(Bounding box entries)

:::

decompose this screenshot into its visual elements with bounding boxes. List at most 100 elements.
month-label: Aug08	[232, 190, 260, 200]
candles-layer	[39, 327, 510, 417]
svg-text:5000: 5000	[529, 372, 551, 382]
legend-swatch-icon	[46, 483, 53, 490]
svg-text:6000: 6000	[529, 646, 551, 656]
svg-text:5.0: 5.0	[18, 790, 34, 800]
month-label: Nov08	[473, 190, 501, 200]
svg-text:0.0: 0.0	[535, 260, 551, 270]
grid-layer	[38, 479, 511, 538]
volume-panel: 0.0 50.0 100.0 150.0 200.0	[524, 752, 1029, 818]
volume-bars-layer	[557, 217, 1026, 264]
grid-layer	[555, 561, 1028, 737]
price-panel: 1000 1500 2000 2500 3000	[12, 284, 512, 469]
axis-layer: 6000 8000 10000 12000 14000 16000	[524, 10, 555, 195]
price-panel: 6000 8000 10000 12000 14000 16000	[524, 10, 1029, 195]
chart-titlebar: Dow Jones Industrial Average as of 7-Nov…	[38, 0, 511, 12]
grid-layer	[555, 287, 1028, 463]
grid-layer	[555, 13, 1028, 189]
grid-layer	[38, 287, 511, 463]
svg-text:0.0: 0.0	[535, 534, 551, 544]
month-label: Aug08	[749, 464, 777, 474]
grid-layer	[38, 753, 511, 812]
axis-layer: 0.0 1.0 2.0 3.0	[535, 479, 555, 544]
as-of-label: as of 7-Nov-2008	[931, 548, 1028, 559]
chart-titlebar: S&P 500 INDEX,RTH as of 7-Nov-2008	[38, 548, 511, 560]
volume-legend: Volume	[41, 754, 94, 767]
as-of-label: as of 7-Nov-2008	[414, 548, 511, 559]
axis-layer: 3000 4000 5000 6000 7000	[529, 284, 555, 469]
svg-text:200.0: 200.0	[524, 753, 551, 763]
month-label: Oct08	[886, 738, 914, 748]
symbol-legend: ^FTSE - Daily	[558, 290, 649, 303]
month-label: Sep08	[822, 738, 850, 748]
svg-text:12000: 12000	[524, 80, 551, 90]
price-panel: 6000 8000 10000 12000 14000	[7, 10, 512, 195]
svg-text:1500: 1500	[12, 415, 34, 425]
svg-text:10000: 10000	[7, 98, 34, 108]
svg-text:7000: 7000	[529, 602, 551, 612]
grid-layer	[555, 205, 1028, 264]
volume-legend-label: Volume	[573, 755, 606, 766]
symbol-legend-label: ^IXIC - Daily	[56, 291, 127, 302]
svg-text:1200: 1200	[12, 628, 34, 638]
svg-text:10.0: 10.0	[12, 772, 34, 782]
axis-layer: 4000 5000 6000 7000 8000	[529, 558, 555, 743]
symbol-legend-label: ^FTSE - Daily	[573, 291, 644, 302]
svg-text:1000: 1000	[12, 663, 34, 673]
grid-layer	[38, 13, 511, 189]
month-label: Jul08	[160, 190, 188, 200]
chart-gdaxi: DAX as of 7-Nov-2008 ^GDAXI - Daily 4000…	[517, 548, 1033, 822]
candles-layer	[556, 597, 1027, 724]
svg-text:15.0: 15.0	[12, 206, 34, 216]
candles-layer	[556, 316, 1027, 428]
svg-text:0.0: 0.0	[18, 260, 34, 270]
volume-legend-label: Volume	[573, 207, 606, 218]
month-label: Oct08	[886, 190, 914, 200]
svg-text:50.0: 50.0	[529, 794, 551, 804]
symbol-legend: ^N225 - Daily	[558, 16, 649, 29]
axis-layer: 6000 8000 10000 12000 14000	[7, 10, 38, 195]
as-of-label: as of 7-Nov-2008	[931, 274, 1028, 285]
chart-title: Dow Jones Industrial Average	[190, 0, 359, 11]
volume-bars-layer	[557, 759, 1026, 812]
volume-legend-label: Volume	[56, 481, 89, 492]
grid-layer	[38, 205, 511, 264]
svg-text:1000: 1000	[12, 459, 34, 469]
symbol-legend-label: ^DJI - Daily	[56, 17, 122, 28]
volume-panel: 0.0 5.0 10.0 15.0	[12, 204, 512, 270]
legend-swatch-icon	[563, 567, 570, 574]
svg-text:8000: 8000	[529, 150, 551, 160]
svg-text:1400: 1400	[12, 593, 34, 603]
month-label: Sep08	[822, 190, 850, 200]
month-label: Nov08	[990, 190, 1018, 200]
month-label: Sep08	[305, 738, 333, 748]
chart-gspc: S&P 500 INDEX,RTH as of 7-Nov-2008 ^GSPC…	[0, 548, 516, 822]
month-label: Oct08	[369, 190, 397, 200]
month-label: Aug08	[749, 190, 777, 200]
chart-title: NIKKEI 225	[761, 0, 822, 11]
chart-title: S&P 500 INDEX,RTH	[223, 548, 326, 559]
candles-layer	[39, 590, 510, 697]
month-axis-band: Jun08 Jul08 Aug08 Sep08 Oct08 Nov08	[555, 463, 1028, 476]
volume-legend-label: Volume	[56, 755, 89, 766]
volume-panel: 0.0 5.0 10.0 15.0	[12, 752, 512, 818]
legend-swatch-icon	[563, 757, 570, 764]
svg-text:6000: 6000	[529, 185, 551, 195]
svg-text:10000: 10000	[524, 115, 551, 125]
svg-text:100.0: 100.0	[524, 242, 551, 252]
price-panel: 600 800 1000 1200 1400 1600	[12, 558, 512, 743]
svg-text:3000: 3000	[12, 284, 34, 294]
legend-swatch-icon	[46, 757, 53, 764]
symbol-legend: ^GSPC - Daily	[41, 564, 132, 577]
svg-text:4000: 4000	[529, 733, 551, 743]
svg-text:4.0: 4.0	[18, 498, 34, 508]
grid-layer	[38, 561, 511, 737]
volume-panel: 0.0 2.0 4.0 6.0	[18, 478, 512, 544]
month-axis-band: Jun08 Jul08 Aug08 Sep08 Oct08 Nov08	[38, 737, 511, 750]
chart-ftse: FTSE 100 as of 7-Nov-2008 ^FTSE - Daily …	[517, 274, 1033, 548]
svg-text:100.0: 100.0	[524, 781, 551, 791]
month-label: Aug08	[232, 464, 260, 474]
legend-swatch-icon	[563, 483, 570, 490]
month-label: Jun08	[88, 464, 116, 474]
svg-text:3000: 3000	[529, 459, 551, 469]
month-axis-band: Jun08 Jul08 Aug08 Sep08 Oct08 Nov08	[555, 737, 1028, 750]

:::

◆ Directive ◆
Output the stretch from the start of the records through the line containing "price-panel: 1000 1500" as a JSON list of strings, one string per line, leaving out any blank lines.

◆ Full answer ◆
[
  "decompose this screenshot into its visual elements with bounding boxes. List at most 100 elements.",
  "month-label: Aug08\t[232, 190, 260, 200]",
  "candles-layer\t[39, 327, 510, 417]",
  "svg-text:5000: 5000\t[529, 372, 551, 382]",
  "legend-swatch-icon\t[46, 483, 53, 490]",
  "svg-text:6000: 6000\t[529, 646, 551, 656]",
  "svg-text:5.0: 5.0\t[18, 790, 34, 800]",
  "month-label: Nov08\t[473, 190, 501, 200]",
  "svg-text:0.0: 0.0\t[535, 260, 551, 270]",
  "grid-layer\t[38, 479, 511, 538]",
  "volume-panel: 0.0 50.0 100.0 150.0 200.0\t[524, 752, 1029, 818]",
  "volume-bars-layer\t[557, 217, 1026, 264]",
  "grid-layer\t[555, 561, 1028, 737]",
  "price-panel: 1000 1500 2000 2500 3000\t[12, 284, 512, 469]"
]